EXERCISE DETAILS: Please filter the listing below and copy out the lines that hold "vara".

DATA SECTION:

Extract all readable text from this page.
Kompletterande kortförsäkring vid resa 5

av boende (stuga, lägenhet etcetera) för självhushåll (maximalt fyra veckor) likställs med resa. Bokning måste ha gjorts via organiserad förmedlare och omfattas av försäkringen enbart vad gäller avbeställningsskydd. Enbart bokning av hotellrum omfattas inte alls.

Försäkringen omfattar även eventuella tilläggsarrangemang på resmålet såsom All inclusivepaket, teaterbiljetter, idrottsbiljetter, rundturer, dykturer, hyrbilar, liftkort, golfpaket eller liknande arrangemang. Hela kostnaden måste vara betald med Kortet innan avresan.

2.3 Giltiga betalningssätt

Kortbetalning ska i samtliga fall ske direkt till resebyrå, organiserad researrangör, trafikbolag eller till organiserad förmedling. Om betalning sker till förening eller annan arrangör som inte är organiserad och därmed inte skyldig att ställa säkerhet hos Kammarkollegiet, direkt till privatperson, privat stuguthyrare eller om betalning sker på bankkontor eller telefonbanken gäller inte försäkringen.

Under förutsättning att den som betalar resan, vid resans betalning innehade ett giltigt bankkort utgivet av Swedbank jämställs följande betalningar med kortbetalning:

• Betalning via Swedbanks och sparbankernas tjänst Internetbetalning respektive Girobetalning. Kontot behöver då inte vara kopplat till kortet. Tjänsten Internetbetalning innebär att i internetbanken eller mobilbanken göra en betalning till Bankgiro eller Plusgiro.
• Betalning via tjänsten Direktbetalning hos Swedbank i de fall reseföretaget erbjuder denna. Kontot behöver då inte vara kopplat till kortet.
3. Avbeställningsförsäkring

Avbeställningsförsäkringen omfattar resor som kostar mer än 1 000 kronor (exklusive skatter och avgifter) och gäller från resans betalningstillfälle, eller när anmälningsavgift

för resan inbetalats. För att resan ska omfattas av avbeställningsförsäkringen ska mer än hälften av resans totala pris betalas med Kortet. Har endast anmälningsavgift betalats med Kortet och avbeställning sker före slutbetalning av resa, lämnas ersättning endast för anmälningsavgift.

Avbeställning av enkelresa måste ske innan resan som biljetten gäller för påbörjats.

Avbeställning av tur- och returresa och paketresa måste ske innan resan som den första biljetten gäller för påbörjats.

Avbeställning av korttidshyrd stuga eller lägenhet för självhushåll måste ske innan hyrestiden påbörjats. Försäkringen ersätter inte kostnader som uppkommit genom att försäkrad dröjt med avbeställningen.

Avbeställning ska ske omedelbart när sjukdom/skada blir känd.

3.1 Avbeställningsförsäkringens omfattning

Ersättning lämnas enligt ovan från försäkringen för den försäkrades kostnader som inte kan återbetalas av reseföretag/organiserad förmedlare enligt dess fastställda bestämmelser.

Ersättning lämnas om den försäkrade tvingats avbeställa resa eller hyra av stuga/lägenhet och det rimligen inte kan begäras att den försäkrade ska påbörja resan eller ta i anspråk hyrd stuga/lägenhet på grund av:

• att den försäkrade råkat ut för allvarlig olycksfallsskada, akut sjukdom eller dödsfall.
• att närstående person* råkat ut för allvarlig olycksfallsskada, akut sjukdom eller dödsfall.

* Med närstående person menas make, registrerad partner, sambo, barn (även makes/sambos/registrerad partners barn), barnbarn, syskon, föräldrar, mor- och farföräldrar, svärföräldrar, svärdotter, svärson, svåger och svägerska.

WRITTEN SOLUTION:
Försäkringen omfattar även eventuella tilläggsarrangemang på resmålet såsom All inclusivepaket, teaterbiljetter, idrottsbiljetter, rundturer, dykturer, hyrbilar, liftkort, golfpaket eller liknande arrangemang. Hela kostnaden måste vara betald med Kortet innan avresan.
• Betalning via Swedbanks och sparbankernas tjänst Internetbetalning respektive Girobetalning. Kontot behöver då inte vara kopplat till kortet. Tjänsten Internetbetalning innebär att i internetbanken eller mobilbanken göra en betalning till Bankgiro eller Plusgiro.
• Betalning via tjänsten Direktbetalning hos Swedbank i de fall reseföretaget erbjuder denna. Kontot behöver då inte vara kopplat till kortet.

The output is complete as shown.